Request => Extract every line of the items below that contains the word "List", and copy each one in full.

Boxed element entries
==============================

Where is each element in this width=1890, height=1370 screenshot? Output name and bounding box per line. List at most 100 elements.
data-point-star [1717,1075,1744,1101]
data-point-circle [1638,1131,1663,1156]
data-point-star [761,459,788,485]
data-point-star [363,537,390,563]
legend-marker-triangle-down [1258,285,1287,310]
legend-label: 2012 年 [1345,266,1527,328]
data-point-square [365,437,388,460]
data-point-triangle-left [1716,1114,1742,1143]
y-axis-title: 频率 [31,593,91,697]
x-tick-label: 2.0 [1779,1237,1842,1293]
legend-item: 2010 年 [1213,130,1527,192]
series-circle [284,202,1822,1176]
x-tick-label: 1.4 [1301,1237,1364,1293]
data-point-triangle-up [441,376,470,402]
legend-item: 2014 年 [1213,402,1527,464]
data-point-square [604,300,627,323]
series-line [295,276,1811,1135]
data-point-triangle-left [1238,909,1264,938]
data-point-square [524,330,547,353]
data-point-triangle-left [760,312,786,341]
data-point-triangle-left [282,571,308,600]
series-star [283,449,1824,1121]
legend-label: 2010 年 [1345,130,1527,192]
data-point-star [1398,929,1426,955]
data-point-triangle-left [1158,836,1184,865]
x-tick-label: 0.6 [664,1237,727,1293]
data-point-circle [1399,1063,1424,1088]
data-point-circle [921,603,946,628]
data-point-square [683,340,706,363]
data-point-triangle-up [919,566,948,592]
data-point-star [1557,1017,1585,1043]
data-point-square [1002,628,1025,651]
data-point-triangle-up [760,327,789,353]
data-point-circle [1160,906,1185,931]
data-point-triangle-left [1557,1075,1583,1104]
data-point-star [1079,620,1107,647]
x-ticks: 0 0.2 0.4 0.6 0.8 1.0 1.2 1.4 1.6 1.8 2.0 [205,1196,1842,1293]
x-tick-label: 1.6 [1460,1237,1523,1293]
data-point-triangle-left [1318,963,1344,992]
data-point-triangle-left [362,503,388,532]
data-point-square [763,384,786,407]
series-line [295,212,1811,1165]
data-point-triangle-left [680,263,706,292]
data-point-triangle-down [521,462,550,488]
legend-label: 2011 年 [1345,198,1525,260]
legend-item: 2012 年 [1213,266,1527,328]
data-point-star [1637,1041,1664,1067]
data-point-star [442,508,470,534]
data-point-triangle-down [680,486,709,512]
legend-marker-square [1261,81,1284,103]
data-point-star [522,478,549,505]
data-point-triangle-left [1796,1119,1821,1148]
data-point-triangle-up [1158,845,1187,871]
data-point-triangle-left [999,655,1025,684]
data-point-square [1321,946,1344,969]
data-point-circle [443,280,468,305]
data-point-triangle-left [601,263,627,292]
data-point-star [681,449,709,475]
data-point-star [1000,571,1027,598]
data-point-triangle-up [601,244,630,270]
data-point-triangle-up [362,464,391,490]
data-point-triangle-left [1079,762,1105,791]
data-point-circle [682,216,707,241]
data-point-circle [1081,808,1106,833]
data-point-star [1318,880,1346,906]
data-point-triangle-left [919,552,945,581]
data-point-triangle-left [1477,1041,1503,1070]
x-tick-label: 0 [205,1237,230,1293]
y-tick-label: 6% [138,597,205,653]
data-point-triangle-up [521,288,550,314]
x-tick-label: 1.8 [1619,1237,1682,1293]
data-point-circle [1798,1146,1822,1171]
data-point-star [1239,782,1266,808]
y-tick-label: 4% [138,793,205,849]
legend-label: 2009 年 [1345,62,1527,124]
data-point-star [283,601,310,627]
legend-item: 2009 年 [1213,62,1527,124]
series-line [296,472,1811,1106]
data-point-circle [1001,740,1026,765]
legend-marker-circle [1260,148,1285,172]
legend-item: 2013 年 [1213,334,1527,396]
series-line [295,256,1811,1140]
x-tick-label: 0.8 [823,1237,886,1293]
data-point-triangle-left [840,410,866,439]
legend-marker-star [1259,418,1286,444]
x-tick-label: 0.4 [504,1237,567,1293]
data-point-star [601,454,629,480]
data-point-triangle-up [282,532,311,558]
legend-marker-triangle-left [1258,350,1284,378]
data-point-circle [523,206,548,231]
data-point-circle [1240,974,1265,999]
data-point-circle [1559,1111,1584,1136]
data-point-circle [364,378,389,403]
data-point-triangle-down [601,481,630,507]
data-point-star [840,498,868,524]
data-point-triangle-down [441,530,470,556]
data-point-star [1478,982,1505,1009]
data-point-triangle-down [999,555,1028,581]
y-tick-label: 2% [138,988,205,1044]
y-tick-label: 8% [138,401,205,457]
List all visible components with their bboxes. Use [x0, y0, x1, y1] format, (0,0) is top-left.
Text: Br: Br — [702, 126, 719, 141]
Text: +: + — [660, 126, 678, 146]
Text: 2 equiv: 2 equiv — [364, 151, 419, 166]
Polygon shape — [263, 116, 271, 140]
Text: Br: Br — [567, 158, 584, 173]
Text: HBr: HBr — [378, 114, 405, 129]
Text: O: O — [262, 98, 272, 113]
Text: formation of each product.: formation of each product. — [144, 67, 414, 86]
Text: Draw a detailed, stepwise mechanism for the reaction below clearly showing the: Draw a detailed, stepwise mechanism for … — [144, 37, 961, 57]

==============================

Complete output =>
Where is each element in this width=1890, height=1370 screenshot? Output name and bounding box per line. List at most 100 elements.
List all visible components with their bboxes. Use [x0, y0, x1, y1] format, (0,0) is top-left.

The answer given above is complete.